**Written instruction 1**
Reproduce the rows that open with the one containing "Patent image size: (1345, 905)." and close with the one containing "The grounding tab 281 is at (823, 208).", including both of those rows.

**Passage**
======

From: Konstantin Khlebnikov <khlebnikov@yandex-team.ru>
To: linux-mm@kvack.org, Andrew Morton <akpm@linux-foundation.org>
Cc: Tejun Heo <tj@kernel.org>, linux-kernel@vger.kernel.org
Subject: [PATCH v2 RFC] page_writeback: cleanup mess around cancel_dirty_page()
Date: Fri, 20 Feb 2015 17:42:51 +0300 [thread overview]
Message-ID: <20150220144251.19742.95386.stgit@buzz> (raw)
This patch replaces cancel_dirty_page() with helper account_page_cleaned()
which only updates counters. It's called from truncate_complete_page()
and from try_to_free_buffers() (hack for ext3). Page is locked in both cases,
page-lock protects against concurrent dirtiers: see commit 2d6d7f982846
("mm: protect set_page_dirty() from ongoing truncation").
Delete_from_page_cache() shouldn't be called for dirty pages, they must be
handled by caller (either written or truncated). This patch treats final
dirty accounting fixup at the end of __delete_from_page_cache() as a debug
check and adds WARN_ON_ONCE() around it. If something removes dirty pages
without proper handling that might be a bug and unwritten data might be lost.
Hugetlbfs has no dirty pages accounting, ClearPageDirty() is enough here.

======

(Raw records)
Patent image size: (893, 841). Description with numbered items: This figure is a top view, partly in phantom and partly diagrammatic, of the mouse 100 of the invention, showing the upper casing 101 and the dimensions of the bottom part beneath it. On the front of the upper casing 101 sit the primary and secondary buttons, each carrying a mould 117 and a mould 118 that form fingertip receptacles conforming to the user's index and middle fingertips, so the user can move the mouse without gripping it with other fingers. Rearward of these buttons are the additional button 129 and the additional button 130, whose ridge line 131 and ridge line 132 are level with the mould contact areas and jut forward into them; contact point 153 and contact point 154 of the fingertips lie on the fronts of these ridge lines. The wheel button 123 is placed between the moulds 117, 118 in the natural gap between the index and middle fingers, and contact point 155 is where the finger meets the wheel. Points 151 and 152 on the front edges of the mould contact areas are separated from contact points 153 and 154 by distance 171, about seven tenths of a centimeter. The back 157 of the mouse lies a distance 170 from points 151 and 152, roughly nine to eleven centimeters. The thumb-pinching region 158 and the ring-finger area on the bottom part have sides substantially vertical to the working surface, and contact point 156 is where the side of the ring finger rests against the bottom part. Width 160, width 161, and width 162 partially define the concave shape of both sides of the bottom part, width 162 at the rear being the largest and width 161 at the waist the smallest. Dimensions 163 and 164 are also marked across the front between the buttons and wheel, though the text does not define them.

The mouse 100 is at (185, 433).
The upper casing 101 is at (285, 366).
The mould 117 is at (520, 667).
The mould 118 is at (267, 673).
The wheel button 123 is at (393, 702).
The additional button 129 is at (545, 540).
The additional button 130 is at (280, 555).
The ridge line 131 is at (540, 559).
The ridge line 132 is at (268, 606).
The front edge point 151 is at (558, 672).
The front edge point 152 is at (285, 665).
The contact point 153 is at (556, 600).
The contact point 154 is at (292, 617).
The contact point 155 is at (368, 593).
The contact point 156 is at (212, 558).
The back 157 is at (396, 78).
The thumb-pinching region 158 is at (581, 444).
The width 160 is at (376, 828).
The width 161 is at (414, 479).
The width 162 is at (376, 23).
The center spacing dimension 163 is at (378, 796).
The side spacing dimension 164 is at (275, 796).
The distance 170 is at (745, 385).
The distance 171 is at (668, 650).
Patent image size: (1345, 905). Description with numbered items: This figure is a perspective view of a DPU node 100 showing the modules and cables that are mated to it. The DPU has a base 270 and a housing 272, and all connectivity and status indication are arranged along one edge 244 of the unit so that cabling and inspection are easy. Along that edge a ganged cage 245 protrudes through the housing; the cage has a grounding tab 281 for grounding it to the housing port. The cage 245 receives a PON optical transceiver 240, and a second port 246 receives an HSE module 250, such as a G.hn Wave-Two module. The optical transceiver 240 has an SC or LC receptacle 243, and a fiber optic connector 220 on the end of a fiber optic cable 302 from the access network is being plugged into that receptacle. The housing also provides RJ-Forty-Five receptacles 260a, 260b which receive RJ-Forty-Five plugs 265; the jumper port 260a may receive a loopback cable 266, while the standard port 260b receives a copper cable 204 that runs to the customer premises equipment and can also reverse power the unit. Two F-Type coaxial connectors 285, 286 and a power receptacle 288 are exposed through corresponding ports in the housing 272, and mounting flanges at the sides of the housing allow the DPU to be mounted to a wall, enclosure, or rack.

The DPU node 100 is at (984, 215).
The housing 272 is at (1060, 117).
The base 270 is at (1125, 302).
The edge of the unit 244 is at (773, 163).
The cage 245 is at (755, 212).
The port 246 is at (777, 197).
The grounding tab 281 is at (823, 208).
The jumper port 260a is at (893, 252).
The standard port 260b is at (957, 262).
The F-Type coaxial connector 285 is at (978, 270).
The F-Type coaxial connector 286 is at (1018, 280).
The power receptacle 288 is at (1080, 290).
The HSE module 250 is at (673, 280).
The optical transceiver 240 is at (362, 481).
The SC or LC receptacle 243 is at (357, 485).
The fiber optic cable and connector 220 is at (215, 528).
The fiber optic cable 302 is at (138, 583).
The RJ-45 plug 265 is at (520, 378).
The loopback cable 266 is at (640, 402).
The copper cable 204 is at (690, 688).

======

**Written instruction 2**
According to the patch message, what helper replaces cancel_dirty_page()?

**Expected output 1**
Patent image size: (1345, 905). Description with numbered items: This figure is a perspective view of a DPU node 100 showing the modules and cables that are mated to it. The DPU has a base 270 and a housing 272, and all connectivity and status indication are arranged along one edge 244 of the unit so that cabling and inspection are easy. Along that edge a ganged cage 245 protrudes through the housing; the cage has a grounding tab 281 for grounding it to the housing port. The cage 245 receives a PON optical transceiver 240, and a second port 246 receives an HSE module 250, such as a G.hn Wave-Two module. The optical transceiver 240 has an SC or LC receptacle 243, and a fiber optic connector 220 on the end of a fiber optic cable 302 from the access network is being plugged into that receptacle. The housing also provides RJ-Forty-Five receptacles 260a, 260b which receive RJ-Forty-Five plugs 265; the jumper port 260a may receive a loopback cable 266, while the standard port 260b receives a copper cable 204 that runs to the customer premises equipment and can also reverse power the unit. Two F-Type coaxial connectors 285, 286 and a power receptacle 288 are exposed through corresponding ports in the housing 272, and mounting flanges at the sides of the housing allow the DPU to be mounted to a wall, enclosure, or rack.

The DPU node 100 is at (984, 215).
The housing 272 is at (1060, 117).
The base 270 is at (1125, 302).
The edge of the unit 244 is at (773, 163).
The cage 245 is at (755, 212).
The port 246 is at (777, 197).
The grounding tab 281 is at (823, 208).

**Expected output 2**
The helper account_page_cleaned(), which only updates counters.